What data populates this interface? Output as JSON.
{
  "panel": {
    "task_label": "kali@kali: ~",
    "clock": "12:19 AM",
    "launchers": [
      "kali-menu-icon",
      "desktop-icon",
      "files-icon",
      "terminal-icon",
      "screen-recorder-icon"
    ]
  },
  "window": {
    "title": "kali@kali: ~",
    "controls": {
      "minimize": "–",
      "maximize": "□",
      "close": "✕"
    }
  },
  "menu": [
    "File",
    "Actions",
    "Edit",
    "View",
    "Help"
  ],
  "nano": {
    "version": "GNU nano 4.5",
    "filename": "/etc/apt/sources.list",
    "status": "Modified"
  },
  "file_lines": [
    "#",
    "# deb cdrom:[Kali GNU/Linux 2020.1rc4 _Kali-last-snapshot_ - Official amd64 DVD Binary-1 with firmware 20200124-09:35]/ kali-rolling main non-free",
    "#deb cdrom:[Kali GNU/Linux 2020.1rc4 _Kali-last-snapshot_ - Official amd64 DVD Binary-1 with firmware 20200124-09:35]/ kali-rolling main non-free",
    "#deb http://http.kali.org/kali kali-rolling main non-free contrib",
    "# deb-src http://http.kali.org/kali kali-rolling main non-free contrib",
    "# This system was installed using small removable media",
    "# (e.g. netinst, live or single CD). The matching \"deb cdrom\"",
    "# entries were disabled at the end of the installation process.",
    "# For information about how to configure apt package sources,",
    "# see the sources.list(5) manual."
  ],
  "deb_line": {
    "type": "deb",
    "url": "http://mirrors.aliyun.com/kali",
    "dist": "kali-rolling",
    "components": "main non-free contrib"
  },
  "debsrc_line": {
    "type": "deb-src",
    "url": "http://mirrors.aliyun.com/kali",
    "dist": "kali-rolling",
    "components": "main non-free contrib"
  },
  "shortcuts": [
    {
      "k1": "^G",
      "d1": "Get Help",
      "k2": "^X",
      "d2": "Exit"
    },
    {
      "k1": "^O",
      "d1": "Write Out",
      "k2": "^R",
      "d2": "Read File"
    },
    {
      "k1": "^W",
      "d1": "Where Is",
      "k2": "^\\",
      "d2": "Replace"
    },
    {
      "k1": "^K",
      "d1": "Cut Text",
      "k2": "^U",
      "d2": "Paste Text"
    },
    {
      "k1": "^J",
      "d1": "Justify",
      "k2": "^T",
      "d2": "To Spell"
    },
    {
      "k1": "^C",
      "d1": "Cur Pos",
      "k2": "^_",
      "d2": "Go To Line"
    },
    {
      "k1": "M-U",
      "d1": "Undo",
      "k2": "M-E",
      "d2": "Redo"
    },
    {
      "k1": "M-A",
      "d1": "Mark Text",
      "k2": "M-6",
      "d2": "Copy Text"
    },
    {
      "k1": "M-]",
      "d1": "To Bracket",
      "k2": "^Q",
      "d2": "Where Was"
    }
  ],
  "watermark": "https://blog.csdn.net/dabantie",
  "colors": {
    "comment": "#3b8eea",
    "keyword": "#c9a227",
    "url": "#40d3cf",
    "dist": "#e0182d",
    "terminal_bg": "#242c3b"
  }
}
★ ★ ★ ★ ★
▶ **Exercise prompt**
Repeat the records exactly, including every line.

▶ **Exercise solution**
What data populates this interface? Output as JSON.
{
  "panel": {
    "task_label": "kali@kali: ~",
    "clock": "12:19 AM",
    "launchers": [
      "kali-menu-icon",
      "desktop-icon",
      "files-icon",
      "terminal-icon",
      "screen-recorder-icon"
    ]
  },
  "window": {
    "title": "kali@kali: ~",
    "controls": {
      "minimize": "–",
      "maximize": "□",
      "close": "✕"
    }
  },
  "menu": [
    "File",
    "Actions",
    "Edit",
    "View",
    "Help"
  ],
  "nano": {
    "version": "GNU nano 4.5",
    "filename": "/etc/apt/sources.list",
    "status": "Modified"
  },
  "file_lines": [
    "#",
    "# deb cdrom:[Kali GNU/Linux 2020.1rc4 _Kali-last-snapshot_ - Official amd64 DVD Binary-1 with firmware 20200124-09:35]/ kali-rolling main non-free",
    "#deb cdrom:[Kali GNU/Linux 2020.1rc4 _Kali-last-snapshot_ - Official amd64 DVD Binary-1 with firmware 20200124-09:35]/ kali-rolling main non-free",
    "#deb http://http.kali.org/kali kali-rolling main non-free contrib",
    "# deb-src http://http.kali.org/kali kali-rolling main non-free contrib",
    "# This system was installed using small removable media",
    "# (e.g. netinst, live or single CD). The matching \"deb cdrom\"",
    "# entries were disabled at the end of the installation process.",
    "# For information about how to configure apt package sources,",
    "# see the sources.list(5) manual."
  ],
  "deb_line": {
    "type": "deb",
    "url": "http://mirrors.aliyun.com/kali",
    "dist": "kali-rolling",
    "components": "main non-free contrib"
  },
  "debsrc_line": {
    "type": "deb-src",
    "url": "http://mirrors.aliyun.com/kali",
    "dist": "kali-rolling",
    "components": "main non-free contrib"
  },
  "shortcuts": [
    {
      "k1": "^G",
      "d1": "Get Help",
      "k2": "^X",
      "d2": "Exit"
    },
    {
      "k1": "^O",
      "d1": "Write Out",
      "k2": "^R",
      "d2": "Read File"
    },
    {
      "k1": "^W",
      "d1": "Where Is",
      "k2": "^\\",
      "d2": "Replace"
    },
    {
      "k1": "^K",
      "d1": "Cut Text",
      "k2": "^U",
      "d2": "Paste Text"
    },
    {
      "k1": "^J",
      "d1": "Justify",
      "k2": "^T",
      "d2": "To Spell"
    },
    {
      "k1": "^C",
      "d1": "Cur Pos",
      "k2": "^_",
      "d2": "Go To Line"
    },
    {
      "k1": "M-U",
      "d1": "Undo",
      "k2": "M-E",
      "d2": "Redo"
    },
    {
      "k1": "M-A",
      "d1": "Mark Text",
      "k2": "M-6",
      "d2": "Copy Text"
    },
    {
      "k1": "M-]",
      "d1": "To Bracket",
      "k2": "^Q",
      "d2": "Where Was"
    }
  ],
  "watermark": "https://blog.csdn.net/dabantie",
  "colors": {
    "comment": "#3b8eea",
    "keyword": "#c9a227",
    "url": "#40d3cf",
    "dist": "#e0182d",
    "terminal_bg": "#242c3b"
  }
}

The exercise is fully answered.